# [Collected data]
################

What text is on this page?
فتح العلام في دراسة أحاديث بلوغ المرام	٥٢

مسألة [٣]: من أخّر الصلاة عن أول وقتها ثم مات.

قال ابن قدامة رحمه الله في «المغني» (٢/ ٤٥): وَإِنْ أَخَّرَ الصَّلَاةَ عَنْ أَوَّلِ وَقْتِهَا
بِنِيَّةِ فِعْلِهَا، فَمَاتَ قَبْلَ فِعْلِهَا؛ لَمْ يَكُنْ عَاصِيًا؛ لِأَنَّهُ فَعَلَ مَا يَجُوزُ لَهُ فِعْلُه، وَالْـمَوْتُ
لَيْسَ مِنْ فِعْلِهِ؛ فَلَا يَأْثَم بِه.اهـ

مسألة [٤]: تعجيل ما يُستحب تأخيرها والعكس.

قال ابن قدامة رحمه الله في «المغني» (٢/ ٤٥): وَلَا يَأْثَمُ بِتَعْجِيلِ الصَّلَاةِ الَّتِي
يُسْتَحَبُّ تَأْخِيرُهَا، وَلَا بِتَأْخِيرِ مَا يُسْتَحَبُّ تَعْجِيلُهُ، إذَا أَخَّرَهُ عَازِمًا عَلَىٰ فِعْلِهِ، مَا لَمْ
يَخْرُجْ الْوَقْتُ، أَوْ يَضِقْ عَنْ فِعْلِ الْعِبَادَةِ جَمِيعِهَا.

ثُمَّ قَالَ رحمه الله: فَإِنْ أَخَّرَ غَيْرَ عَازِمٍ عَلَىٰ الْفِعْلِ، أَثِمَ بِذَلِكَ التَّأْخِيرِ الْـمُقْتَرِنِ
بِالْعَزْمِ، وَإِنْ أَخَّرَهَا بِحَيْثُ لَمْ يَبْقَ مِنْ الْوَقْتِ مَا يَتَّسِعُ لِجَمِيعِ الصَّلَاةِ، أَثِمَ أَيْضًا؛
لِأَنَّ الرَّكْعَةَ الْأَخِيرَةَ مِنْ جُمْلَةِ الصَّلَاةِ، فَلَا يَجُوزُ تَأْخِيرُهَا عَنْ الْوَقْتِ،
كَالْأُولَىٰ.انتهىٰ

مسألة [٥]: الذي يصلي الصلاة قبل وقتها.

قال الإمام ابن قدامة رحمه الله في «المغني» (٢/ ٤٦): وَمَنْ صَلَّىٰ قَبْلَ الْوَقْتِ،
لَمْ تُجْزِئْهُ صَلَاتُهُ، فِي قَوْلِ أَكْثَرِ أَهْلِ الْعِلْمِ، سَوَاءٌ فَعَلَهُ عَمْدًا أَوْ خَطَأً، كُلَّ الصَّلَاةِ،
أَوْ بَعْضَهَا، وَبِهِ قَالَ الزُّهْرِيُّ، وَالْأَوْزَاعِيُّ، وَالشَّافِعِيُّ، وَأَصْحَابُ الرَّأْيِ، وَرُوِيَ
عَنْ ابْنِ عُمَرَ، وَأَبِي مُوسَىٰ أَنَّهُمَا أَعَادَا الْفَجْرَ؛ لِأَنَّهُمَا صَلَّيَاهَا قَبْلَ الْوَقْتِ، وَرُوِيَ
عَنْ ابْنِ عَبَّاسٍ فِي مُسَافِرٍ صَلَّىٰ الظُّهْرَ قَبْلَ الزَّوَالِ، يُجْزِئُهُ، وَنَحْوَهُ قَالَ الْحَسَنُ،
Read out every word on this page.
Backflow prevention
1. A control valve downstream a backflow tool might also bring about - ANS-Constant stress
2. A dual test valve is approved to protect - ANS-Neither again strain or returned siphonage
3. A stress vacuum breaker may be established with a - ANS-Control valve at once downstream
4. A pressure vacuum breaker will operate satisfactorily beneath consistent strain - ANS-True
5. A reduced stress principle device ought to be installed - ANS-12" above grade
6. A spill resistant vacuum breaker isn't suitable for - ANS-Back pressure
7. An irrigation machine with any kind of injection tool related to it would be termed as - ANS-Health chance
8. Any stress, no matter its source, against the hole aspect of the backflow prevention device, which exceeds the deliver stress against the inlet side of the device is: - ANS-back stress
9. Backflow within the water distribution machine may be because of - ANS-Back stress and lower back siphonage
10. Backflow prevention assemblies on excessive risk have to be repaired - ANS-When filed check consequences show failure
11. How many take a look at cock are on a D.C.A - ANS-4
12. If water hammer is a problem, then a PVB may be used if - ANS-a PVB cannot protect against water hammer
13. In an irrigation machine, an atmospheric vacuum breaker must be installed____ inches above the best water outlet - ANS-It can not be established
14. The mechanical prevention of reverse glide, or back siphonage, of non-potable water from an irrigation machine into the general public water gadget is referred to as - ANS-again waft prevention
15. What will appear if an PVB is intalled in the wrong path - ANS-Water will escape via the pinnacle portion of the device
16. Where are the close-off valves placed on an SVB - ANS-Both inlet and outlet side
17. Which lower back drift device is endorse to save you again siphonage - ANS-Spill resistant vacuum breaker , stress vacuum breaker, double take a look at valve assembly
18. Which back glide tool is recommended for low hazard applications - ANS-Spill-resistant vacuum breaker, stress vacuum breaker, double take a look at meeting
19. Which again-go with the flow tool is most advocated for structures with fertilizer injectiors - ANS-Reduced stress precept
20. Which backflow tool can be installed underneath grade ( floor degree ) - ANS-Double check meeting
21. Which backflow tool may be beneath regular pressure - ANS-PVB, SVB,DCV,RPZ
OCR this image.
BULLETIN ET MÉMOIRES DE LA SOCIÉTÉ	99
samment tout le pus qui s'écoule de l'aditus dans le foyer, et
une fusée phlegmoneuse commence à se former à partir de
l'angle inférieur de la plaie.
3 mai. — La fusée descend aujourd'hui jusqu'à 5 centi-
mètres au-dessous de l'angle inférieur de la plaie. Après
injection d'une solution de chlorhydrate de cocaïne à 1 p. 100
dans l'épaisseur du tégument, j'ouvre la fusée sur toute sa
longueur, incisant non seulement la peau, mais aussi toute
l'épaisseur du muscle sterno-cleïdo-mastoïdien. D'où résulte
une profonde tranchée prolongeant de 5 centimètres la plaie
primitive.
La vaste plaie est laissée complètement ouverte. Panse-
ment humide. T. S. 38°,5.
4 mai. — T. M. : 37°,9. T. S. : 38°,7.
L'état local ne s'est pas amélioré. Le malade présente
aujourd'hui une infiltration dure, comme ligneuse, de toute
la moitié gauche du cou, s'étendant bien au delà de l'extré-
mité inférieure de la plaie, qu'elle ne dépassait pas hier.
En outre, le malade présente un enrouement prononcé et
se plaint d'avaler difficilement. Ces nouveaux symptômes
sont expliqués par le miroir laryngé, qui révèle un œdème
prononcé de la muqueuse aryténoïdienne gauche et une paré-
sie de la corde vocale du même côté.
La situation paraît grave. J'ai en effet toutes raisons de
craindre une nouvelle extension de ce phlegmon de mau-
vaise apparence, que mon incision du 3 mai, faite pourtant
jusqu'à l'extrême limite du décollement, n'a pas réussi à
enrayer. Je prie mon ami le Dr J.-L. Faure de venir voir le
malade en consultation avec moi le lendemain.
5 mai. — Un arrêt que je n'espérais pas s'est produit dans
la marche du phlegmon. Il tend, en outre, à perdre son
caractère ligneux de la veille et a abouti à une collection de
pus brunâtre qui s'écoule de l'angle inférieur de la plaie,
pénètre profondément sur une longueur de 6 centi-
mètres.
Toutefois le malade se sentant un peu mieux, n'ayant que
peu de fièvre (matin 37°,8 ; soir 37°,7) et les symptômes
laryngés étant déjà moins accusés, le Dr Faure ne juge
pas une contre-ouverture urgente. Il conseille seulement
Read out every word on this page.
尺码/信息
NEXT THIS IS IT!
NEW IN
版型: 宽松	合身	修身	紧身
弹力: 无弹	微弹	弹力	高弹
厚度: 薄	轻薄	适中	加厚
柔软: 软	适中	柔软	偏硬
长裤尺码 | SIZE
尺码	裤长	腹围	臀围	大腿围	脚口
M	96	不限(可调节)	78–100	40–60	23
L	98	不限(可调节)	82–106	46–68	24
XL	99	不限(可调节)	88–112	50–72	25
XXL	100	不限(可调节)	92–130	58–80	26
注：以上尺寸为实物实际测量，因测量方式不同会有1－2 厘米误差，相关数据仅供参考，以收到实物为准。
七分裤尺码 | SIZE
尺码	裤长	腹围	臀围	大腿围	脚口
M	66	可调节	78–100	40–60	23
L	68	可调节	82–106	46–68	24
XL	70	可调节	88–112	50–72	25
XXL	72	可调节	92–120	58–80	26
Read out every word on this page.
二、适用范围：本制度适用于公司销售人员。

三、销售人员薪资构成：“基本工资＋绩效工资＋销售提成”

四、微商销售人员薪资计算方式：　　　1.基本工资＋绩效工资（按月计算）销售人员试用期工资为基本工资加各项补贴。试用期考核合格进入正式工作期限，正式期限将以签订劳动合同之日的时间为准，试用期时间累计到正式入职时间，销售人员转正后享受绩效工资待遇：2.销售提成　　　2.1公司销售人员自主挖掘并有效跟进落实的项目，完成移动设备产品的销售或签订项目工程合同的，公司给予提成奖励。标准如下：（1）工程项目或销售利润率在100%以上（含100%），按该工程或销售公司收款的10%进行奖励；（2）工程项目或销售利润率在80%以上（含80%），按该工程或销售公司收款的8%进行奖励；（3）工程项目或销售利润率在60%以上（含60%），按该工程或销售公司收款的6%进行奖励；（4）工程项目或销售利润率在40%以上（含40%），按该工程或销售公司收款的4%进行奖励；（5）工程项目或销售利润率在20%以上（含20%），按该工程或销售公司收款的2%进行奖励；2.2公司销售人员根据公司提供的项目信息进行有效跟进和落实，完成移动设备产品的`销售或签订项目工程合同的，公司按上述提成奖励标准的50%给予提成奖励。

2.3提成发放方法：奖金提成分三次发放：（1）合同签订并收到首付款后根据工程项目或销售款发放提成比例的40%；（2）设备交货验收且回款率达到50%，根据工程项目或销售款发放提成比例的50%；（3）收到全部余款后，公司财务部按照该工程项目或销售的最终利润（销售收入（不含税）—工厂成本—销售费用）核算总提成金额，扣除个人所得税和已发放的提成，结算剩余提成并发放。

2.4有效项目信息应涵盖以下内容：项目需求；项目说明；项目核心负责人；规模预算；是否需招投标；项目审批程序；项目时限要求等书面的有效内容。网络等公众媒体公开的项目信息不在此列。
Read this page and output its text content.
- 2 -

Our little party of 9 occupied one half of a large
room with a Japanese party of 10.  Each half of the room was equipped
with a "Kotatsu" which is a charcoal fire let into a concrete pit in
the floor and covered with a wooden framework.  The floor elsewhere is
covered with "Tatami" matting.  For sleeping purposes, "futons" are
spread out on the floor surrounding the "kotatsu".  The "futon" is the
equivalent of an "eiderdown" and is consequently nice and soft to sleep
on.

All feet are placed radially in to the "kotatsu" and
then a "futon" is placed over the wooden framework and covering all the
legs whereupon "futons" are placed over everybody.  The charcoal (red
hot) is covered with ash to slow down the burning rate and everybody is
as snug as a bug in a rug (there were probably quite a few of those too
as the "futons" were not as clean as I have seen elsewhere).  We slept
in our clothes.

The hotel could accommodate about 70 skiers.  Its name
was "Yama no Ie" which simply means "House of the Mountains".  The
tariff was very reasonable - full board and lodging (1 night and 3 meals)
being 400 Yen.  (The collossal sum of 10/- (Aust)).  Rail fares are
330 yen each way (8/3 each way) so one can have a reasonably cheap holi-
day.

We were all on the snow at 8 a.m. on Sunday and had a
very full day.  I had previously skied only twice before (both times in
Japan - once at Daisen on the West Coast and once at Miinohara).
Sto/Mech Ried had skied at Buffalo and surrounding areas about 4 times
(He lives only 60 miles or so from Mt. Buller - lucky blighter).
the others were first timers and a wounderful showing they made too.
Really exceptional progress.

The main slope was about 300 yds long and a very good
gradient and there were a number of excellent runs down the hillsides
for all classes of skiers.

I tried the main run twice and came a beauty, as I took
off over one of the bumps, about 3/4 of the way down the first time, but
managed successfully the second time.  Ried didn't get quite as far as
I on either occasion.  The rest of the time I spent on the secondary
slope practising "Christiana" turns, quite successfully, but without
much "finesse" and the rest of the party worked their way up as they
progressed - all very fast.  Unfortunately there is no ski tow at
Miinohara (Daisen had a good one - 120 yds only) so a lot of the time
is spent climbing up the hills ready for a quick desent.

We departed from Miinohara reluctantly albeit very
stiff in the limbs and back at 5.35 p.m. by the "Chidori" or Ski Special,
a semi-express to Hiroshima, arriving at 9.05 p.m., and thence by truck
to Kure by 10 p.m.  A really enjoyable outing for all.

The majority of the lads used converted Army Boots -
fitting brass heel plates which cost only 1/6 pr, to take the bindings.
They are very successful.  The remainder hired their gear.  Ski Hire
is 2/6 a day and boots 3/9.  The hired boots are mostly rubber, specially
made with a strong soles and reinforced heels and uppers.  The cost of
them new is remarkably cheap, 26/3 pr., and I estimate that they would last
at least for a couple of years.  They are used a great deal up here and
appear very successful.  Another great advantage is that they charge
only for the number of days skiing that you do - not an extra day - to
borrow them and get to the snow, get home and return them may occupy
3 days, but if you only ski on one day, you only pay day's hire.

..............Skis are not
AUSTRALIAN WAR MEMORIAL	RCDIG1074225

################

# [EXERCISE OBJECTIVE]
Within the entries above, how many lines contain "beneath"? Respond with the number only.

# [REPLY TO THE EXERCISE]
2